▶ TASK
Look through the data below. Collect every line where the word "Dimission" occurs.

** Start SUPPLIED DATA **

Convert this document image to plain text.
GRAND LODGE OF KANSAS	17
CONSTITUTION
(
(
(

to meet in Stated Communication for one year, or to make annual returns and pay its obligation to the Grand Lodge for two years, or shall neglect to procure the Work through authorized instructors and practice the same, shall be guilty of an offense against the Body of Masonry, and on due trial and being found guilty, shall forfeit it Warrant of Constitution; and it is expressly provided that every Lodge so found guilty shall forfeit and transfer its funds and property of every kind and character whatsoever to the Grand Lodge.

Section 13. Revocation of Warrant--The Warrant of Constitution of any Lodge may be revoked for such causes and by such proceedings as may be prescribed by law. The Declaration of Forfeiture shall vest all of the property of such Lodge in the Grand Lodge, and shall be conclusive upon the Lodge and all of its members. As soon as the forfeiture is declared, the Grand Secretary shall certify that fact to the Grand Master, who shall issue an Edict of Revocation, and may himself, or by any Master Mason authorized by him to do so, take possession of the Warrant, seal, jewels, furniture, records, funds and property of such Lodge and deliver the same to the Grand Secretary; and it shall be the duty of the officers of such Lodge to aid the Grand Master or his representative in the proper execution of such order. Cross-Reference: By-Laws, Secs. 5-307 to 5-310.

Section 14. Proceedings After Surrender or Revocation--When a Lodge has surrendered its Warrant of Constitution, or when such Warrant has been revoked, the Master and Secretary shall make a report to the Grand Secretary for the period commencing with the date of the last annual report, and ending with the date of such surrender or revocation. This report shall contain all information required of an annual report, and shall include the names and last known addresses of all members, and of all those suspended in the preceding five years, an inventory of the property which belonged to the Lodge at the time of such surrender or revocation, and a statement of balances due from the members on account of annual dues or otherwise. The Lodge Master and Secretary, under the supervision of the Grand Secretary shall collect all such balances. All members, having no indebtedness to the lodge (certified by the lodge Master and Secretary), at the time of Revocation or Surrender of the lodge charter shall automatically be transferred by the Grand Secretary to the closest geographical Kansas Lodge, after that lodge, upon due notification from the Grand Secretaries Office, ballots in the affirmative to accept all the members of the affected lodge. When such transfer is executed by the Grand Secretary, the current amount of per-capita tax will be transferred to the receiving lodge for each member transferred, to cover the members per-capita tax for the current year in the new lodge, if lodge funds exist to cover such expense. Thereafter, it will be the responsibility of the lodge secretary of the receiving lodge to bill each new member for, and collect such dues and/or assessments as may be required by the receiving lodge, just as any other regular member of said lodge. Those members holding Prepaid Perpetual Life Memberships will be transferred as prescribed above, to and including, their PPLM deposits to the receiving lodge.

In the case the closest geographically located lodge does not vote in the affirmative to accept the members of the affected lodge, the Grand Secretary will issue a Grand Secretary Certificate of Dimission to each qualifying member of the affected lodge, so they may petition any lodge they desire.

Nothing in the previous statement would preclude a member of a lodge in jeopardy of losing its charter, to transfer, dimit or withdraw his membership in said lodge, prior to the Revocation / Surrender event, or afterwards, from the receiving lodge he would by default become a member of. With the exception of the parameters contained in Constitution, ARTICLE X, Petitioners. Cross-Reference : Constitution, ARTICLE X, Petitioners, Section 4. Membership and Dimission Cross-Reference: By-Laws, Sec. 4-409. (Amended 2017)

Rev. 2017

** End SUPPLIED DATA **

▶ EXERCISE RESPONSE
In the case the closest geographically located lodge does not vote in the affirmative to accept the members of the affected lodge, the Grand Secretary will issue a Grand Secretary Certificate of Dimission to each qualifying member of the affected lodge, so they may petition any lodge they desire.
Nothing in the previous statement would preclude a member of a lodge in jeopardy of losing its charter, to transfer, dimit or withdraw his membership in said lodge, prior to the Revocation / Surrender event, or afterwards, from the receiving lodge he would by default become a member of. With the exception of the parameters contained in Constitution, ARTICLE X, Petitioners. Cross-Reference : Constitution, ARTICLE X, Petitioners, Section 4. Membership and Dimission Cross-Reference: By-Laws, Sec. 4-409. (Amended 2017)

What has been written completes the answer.